(Task to carry out)
Restate every entry word for word.

(Supplied records)
— Begin —

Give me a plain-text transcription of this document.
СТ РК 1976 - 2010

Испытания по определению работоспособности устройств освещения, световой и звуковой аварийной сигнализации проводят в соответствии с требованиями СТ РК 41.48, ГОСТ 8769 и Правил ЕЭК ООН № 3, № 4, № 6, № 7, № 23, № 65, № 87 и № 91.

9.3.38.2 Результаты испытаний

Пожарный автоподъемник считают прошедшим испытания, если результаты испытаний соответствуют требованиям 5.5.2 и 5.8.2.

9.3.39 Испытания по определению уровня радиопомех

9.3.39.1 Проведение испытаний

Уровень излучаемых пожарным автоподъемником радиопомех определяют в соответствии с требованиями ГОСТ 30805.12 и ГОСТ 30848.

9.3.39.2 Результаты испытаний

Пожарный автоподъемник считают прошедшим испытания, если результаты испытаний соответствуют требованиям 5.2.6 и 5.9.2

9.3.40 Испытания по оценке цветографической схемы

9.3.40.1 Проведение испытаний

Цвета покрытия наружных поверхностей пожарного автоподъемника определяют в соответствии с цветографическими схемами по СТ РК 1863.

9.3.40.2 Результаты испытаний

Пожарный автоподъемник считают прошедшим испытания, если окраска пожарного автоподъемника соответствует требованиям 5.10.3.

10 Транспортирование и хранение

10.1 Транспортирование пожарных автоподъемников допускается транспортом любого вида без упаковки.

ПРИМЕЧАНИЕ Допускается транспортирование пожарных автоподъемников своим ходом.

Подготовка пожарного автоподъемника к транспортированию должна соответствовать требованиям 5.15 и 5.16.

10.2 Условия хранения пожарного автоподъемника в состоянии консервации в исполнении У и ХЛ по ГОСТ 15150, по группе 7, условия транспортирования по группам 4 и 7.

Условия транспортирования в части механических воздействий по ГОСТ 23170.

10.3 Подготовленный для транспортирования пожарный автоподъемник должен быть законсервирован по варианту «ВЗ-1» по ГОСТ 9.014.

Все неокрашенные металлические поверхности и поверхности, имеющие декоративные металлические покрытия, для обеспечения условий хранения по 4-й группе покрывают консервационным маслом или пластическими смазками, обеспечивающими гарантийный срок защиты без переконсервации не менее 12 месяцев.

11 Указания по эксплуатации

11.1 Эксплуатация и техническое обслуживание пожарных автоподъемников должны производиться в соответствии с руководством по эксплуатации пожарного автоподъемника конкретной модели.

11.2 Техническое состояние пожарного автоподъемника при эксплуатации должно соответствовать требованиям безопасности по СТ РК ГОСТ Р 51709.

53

— End —

(Answer for this exercise)
Give me a plain-text transcription of this document.
СТ РК 1976 - 2010

Испытания по определению работоспособности устройств освещения, световой и звуковой аварийной сигнализации проводят в соответствии с требованиями СТ РК 41.48, ГОСТ 8769 и Правил ЕЭК ООН № 3, № 4, № 6, № 7, № 23, № 65, № 87 и № 91.

9.3.38.2 Результаты испытаний

Пожарный автоподъемник считают прошедшим испытания, если результаты испытаний соответствуют требованиям 5.5.2 и 5.8.2.

9.3.39 Испытания по определению уровня радиопомех

9.3.39.1 Проведение испытаний

Уровень излучаемых пожарным автоподъемником радиопомех определяют в соответствии с требованиями ГОСТ 30805.12 и ГОСТ 30848.

9.3.39.2 Результаты испытаний

Пожарный автоподъемник считают прошедшим испытания, если результаты испытаний соответствуют требованиям 5.2.6 и 5.9.2

9.3.40 Испытания по оценке цветографической схемы

9.3.40.1 Проведение испытаний

Цвета покрытия наружных поверхностей пожарного автоподъемника определяют в соответствии с цветографическими схемами по СТ РК 1863.

9.3.40.2 Результаты испытаний

Пожарный автоподъемник считают прошедшим испытания, если окраска пожарного автоподъемника соответствует требованиям 5.10.3.

10 Транспортирование и хранение

10.1 Транспортирование пожарных автоподъемников допускается транспортом любого вида без упаковки.

ПРИМЕЧАНИЕ Допускается транспортирование пожарных автоподъемников своим ходом.

Подготовка пожарного автоподъемника к транспортированию должна соответствовать требованиям 5.15 и 5.16.

10.2 Условия хранения пожарного автоподъемника в состоянии консервации в исполнении У и ХЛ по ГОСТ 15150, по группе 7, условия транспортирования по группам 4 и 7.

Условия транспортирования в части механических воздействий по ГОСТ 23170.

10.3 Подготовленный для транспортирования пожарный автоподъемник должен быть законсервирован по варианту «ВЗ-1» по ГОСТ 9.014.

Все неокрашенные металлические поверхности и поверхности, имеющие декоративные металлические покрытия, для обеспечения условий хранения по 4-й группе покрывают консервационным маслом или пластическими смазками, обеспечивающими гарантийный срок защиты без переконсервации не менее 12 месяцев.

11 Указания по эксплуатации

11.1 Эксплуатация и техническое обслуживание пожарных автоподъемников должны производиться в соответствии с руководством по эксплуатации пожарного автоподъемника конкретной модели.

11.2 Техническое состояние пожарного автоподъемника при эксплуатации должно соответствовать требованиям безопасности по СТ РК ГОСТ Р 51709.

53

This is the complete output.